+++ Records supplied +++

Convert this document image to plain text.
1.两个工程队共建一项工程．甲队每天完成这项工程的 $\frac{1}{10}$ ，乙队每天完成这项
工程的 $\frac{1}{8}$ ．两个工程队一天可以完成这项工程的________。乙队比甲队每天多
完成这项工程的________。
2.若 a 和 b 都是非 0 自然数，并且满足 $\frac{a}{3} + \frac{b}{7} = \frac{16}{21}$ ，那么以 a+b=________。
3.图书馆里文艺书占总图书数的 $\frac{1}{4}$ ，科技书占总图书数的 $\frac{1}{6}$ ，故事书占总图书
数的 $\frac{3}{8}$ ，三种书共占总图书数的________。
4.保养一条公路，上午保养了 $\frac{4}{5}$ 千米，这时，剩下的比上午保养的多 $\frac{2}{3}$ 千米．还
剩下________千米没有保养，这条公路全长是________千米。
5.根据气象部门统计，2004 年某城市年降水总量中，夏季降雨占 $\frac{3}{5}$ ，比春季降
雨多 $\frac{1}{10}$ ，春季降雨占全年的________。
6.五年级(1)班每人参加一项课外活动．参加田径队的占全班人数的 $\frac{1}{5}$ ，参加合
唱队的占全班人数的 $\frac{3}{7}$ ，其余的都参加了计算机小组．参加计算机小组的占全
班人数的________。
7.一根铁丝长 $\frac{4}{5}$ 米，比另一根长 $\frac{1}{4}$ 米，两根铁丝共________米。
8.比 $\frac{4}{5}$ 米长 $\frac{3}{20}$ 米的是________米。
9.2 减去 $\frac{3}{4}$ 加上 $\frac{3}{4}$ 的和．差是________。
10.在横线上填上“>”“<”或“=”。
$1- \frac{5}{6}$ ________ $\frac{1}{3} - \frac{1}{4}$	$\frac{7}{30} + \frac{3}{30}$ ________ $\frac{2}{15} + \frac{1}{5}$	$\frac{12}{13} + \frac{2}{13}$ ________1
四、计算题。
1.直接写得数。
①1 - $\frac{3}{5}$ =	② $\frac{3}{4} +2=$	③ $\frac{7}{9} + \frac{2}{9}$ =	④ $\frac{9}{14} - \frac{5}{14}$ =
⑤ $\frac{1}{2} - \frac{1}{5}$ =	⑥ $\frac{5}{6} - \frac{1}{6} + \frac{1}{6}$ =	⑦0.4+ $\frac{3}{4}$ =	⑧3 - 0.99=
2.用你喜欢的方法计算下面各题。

+++

Instructions to follow: Repeat every line of the material exactly as given.

Task answer:
Convert this document image to plain text.
1.两个工程队共建一项工程．甲队每天完成这项工程的 $\frac{1}{10}$ ，乙队每天完成这项
工程的 $\frac{1}{8}$ ．两个工程队一天可以完成这项工程的________。乙队比甲队每天多
完成这项工程的________。
2.若 a 和 b 都是非 0 自然数，并且满足 $\frac{a}{3} + \frac{b}{7} = \frac{16}{21}$ ，那么以 a+b=________。
3.图书馆里文艺书占总图书数的 $\frac{1}{4}$ ，科技书占总图书数的 $\frac{1}{6}$ ，故事书占总图书
数的 $\frac{3}{8}$ ，三种书共占总图书数的________。
4.保养一条公路，上午保养了 $\frac{4}{5}$ 千米，这时，剩下的比上午保养的多 $\frac{2}{3}$ 千米．还
剩下________千米没有保养，这条公路全长是________千米。
5.根据气象部门统计，2004 年某城市年降水总量中，夏季降雨占 $\frac{3}{5}$ ，比春季降
雨多 $\frac{1}{10}$ ，春季降雨占全年的________。
6.五年级(1)班每人参加一项课外活动．参加田径队的占全班人数的 $\frac{1}{5}$ ，参加合
唱队的占全班人数的 $\frac{3}{7}$ ，其余的都参加了计算机小组．参加计算机小组的占全
班人数的________。
7.一根铁丝长 $\frac{4}{5}$ 米，比另一根长 $\frac{1}{4}$ 米，两根铁丝共________米。
8.比 $\frac{4}{5}$ 米长 $\frac{3}{20}$ 米的是________米。
9.2 减去 $\frac{3}{4}$ 加上 $\frac{3}{4}$ 的和．差是________。
10.在横线上填上“>”“<”或“=”。
$1- \frac{5}{6}$ ________ $\frac{1}{3} - \frac{1}{4}$	$\frac{7}{30} + \frac{3}{30}$ ________ $\frac{2}{15} + \frac{1}{5}$	$\frac{12}{13} + \frac{2}{13}$ ________1
四、计算题。
1.直接写得数。
①1 - $\frac{3}{5}$ =	② $\frac{3}{4} +2=$	③ $\frac{7}{9} + \frac{2}{9}$ =	④ $\frac{9}{14} - \frac{5}{14}$ =
⑤ $\frac{1}{2} - \frac{1}{5}$ =	⑥ $\frac{5}{6} - \frac{1}{6} + \frac{1}{6}$ =	⑦0.4+ $\frac{3}{4}$ =	⑧3 - 0.99=
2.用你喜欢的方法计算下面各题。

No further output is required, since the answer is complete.